Collected data entries:
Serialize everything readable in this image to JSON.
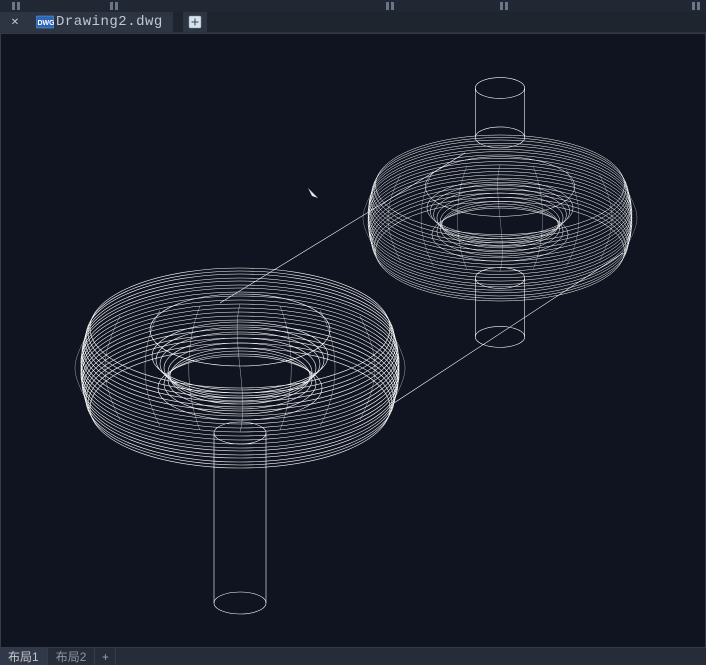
{
  "toolbar": {
    "close_tooltip": "Close",
    "new_tab_tooltip": "New Drawing"
  },
  "doc_tab": {
    "filename": "Drawing2.dwg",
    "icon": "dwg-file-icon"
  },
  "layout_tabs": {
    "tab1": "布局1",
    "tab2": "布局2",
    "add": "+"
  },
  "viewport": {
    "cursor_type": "crosshair-pick-cursor",
    "wireframe_color": "#ffffff",
    "background": "#0f1420"
  }
}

■ **Instruction**
Restate the data above word for word. Do not include the images.

■ **Result of the exercise**
Serialize everything readable in this image to JSON.
{
  "toolbar": {
    "close_tooltip": "Close",
    "new_tab_tooltip": "New Drawing"
  },
  "doc_tab": {
    "filename": "Drawing2.dwg",
    "icon": "dwg-file-icon"
  },
  "layout_tabs": {
    "tab1": "布局1",
    "tab2": "布局2",
    "add": "+"
  },
  "viewport": {
    "cursor_type": "crosshair-pick-cursor",
    "wireframe_color": "#ffffff",
    "background": "#0f1420"
  }
}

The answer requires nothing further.